* [AIM] Search the records below for the word "如需改动". Pull out each line that has it.

(Source data)
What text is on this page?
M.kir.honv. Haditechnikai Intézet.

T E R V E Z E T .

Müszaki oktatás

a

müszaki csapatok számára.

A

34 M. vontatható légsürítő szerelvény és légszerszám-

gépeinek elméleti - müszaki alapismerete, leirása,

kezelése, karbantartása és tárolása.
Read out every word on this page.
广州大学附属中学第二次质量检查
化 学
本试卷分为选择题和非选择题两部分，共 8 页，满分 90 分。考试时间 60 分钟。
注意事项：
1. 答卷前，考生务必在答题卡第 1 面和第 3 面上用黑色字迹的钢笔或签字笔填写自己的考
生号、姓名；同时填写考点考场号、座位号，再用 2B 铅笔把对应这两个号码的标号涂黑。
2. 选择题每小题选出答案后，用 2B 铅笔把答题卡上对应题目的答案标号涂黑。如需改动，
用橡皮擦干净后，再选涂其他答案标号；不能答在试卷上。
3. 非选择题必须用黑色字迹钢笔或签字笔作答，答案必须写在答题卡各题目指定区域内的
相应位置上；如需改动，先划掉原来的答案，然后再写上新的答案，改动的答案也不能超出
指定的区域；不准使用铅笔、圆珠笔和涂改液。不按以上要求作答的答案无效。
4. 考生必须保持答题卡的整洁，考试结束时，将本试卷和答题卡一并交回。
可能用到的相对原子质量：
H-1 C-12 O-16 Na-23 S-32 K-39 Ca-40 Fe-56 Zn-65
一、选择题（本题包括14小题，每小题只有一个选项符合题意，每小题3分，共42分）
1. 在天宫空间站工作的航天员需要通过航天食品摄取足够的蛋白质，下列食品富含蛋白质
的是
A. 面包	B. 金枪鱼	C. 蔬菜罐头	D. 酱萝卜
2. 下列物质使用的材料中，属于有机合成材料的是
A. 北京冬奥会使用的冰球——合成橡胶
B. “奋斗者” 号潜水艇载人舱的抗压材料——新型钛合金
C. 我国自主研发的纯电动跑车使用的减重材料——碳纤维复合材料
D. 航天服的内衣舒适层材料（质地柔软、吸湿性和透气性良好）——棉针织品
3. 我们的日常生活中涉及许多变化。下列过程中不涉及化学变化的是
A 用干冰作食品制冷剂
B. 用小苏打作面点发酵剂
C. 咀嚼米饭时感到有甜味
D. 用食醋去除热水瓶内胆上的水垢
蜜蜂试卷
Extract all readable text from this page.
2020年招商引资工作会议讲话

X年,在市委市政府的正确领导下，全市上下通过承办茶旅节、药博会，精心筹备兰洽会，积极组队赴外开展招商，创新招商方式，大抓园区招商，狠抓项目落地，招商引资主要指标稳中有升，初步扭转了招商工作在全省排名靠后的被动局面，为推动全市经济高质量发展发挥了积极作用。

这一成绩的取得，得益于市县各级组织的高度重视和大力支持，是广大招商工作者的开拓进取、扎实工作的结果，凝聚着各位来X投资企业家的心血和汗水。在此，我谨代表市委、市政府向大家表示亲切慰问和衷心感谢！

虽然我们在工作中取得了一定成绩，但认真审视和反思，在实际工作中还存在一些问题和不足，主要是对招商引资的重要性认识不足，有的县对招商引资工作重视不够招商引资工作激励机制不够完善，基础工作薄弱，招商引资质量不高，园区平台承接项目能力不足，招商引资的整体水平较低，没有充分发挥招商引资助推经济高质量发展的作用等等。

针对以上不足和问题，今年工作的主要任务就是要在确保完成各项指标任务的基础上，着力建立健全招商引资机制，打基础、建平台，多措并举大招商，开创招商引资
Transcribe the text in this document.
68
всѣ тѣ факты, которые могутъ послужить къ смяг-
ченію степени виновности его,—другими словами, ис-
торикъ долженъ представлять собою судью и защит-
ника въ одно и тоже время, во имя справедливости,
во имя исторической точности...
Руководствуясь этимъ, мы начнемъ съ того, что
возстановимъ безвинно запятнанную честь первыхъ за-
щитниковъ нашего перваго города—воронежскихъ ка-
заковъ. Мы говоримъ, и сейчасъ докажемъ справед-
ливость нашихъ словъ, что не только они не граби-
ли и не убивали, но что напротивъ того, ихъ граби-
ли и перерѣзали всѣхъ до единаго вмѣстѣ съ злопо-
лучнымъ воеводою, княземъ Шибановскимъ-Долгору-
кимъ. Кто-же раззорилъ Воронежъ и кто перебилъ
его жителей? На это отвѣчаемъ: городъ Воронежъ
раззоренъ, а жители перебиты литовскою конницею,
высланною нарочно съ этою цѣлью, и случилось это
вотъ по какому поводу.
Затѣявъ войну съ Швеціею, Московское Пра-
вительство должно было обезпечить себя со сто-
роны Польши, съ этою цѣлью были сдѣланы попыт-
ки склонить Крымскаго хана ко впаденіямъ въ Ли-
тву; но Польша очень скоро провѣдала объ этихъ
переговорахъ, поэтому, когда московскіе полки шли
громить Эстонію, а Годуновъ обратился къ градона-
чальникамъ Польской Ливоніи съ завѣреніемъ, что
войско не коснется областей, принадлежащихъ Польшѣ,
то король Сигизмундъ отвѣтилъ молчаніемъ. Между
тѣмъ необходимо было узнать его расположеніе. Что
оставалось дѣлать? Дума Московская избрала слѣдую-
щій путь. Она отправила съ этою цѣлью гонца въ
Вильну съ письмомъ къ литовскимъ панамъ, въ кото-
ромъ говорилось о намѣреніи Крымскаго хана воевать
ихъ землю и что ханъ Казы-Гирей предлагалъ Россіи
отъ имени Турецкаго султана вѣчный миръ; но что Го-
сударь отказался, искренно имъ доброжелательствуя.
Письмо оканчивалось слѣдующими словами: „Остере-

* [RESPONSE]
2. 选择题每小题选出答案后，用 2B 铅笔把答题卡上对应题目的答案标号涂黑。如需改动，
相应位置上；如需改动，先划掉原来的答案，然后再写上新的答案，改动的答案也不能超出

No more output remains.